From the entries below, report how many lines contain the string "offset". Give only that number.

INPUT RECORDS start

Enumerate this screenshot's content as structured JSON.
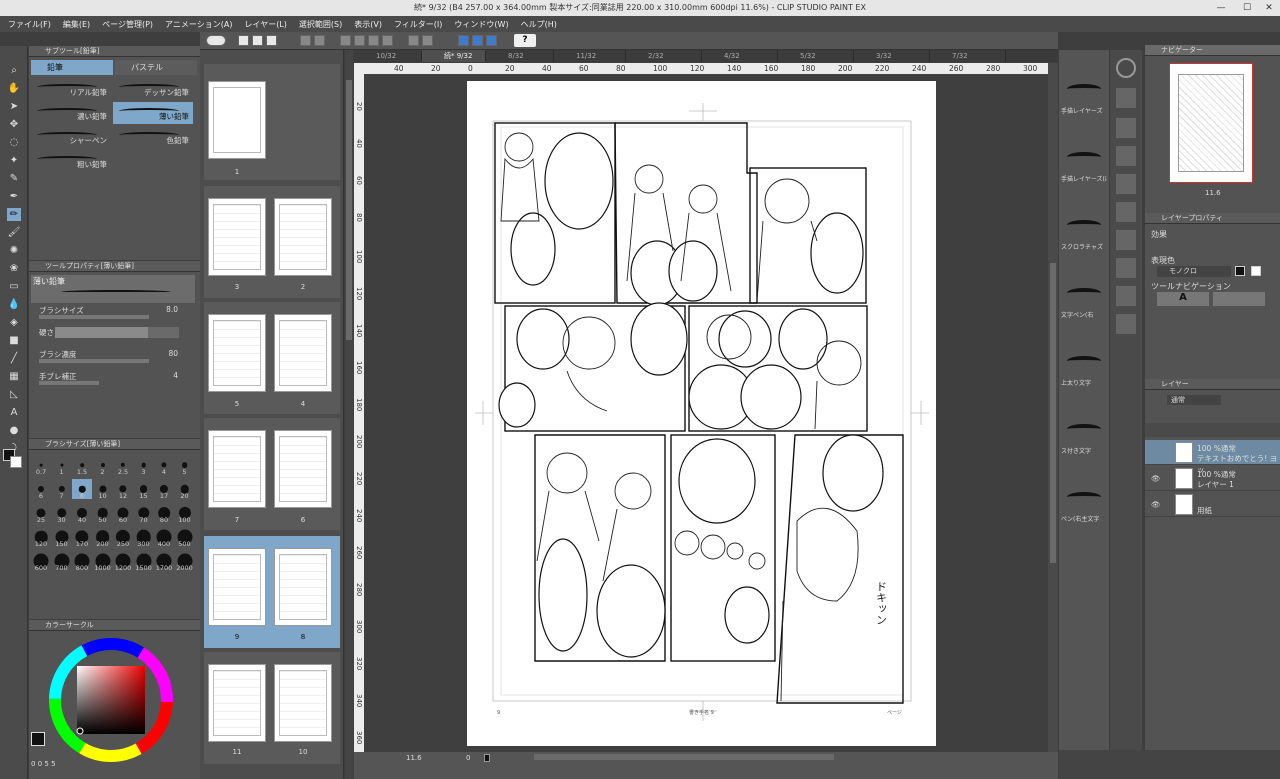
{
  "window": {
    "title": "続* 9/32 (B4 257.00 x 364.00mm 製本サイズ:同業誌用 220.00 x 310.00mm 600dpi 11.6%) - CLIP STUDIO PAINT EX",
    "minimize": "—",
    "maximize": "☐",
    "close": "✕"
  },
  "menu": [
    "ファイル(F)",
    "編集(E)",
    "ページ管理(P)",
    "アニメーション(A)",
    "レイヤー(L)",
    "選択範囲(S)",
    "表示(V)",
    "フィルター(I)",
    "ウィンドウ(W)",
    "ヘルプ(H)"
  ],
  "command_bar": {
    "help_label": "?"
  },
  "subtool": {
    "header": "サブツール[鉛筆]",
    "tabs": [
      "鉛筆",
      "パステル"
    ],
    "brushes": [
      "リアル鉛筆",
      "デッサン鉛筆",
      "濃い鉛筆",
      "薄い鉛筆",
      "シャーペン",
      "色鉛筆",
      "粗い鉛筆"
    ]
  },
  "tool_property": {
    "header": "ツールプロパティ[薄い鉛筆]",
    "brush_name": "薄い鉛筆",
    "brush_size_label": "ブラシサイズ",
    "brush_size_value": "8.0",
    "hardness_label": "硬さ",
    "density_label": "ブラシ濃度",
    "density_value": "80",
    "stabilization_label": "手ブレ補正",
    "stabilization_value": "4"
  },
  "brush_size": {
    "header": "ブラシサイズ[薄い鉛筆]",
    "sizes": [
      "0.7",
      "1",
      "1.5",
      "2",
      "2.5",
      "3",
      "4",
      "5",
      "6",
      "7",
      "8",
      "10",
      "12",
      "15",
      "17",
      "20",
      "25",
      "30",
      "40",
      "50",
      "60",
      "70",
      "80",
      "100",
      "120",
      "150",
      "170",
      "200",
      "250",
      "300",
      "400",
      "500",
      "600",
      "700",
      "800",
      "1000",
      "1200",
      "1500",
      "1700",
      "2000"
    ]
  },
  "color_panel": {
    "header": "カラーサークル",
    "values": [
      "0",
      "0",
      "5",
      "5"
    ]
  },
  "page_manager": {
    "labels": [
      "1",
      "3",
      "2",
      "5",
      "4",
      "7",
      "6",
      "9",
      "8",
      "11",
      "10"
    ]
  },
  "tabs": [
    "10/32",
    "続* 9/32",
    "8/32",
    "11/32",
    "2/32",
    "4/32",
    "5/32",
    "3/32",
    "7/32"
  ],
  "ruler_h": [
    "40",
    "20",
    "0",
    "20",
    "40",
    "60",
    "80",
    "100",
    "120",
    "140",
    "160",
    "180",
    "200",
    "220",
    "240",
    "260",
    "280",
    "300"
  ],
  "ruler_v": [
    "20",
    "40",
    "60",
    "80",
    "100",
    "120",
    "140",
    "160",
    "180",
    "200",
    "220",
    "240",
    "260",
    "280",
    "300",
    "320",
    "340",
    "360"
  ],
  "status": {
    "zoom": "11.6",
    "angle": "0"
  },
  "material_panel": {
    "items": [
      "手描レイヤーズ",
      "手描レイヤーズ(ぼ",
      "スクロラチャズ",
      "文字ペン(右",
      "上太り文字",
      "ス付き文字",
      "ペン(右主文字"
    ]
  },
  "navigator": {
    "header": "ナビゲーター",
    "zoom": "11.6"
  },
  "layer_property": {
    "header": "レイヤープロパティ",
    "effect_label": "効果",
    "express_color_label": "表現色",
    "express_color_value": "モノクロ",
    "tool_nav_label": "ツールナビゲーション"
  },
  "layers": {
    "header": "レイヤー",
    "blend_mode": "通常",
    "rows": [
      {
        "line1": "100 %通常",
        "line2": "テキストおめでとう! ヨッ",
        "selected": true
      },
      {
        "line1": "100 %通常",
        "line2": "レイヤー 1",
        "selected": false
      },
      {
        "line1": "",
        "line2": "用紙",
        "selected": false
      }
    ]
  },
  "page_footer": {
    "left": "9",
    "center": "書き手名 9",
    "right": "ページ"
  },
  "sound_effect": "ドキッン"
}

INPUT RECORDS end
INPUT RECORDS start

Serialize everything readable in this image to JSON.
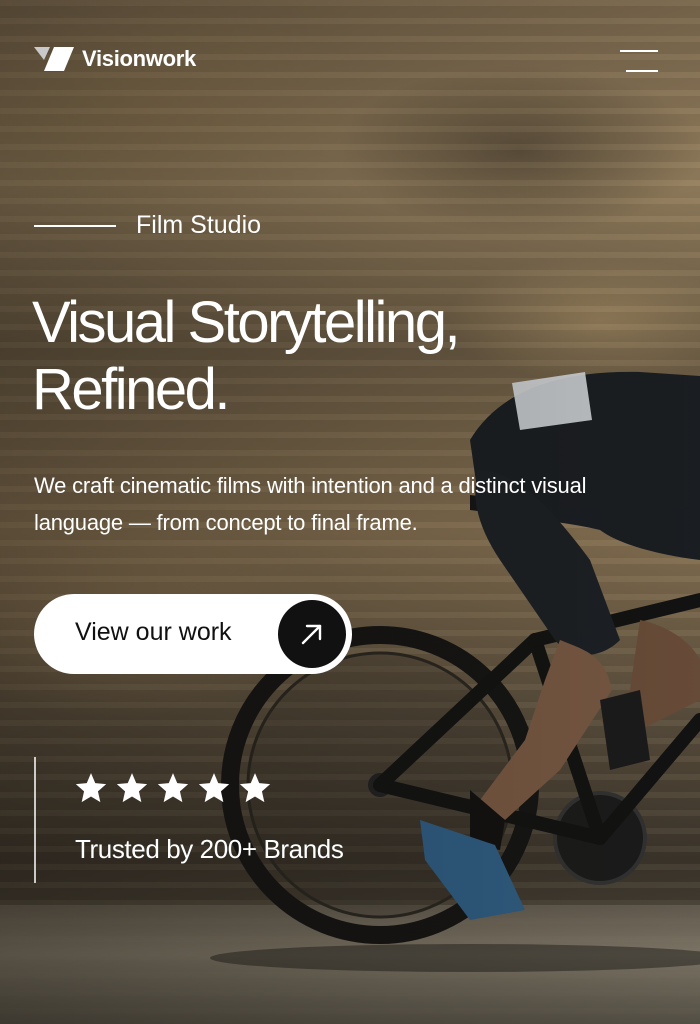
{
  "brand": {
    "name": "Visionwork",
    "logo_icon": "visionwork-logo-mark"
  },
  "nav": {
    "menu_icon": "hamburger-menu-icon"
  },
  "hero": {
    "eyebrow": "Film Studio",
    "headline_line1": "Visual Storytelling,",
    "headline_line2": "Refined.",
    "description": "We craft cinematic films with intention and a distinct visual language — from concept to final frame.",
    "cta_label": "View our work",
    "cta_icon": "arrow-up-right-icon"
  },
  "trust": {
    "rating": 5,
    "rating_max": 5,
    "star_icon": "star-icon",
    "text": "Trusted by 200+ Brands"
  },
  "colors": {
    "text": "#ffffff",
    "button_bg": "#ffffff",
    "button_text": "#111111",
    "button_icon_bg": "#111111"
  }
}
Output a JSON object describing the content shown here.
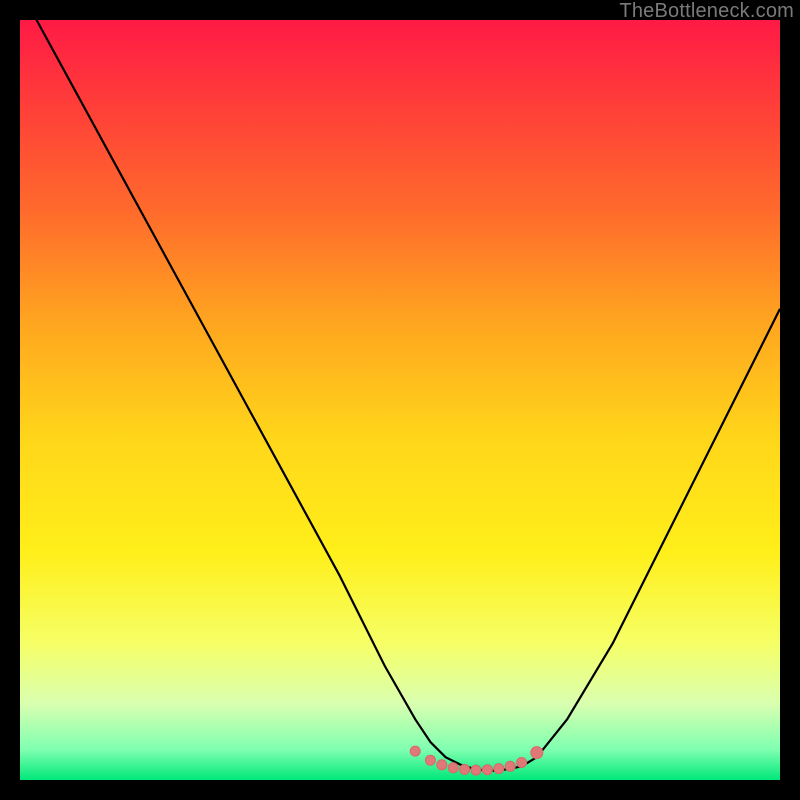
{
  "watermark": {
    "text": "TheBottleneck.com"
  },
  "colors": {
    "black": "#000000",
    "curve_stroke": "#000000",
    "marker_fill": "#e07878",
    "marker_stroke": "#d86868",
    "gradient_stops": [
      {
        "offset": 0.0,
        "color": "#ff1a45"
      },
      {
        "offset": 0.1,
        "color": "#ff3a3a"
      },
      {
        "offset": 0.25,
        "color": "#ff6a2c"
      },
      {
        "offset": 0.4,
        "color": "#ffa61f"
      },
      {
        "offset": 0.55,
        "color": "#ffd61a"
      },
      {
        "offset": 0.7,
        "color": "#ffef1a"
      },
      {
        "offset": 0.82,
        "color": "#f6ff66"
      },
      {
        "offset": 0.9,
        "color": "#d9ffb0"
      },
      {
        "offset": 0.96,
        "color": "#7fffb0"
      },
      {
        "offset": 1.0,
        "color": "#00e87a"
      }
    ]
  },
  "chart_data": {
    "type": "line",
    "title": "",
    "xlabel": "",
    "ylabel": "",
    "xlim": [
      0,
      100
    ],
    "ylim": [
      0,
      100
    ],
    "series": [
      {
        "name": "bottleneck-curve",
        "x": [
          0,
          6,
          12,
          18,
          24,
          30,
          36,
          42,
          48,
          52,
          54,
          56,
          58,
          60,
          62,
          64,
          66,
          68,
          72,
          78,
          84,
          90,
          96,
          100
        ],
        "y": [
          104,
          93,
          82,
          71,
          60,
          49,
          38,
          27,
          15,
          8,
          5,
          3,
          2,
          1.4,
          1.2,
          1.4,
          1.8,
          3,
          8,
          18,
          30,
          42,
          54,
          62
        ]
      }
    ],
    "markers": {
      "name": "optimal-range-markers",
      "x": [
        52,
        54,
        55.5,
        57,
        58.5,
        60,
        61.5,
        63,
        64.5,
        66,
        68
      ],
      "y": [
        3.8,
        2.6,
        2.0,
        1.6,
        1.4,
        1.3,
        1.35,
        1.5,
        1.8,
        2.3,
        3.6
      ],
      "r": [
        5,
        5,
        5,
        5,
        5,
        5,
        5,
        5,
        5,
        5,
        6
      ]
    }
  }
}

INPUT RECORDS end

◆ THE COMPLETED TASK ◆
10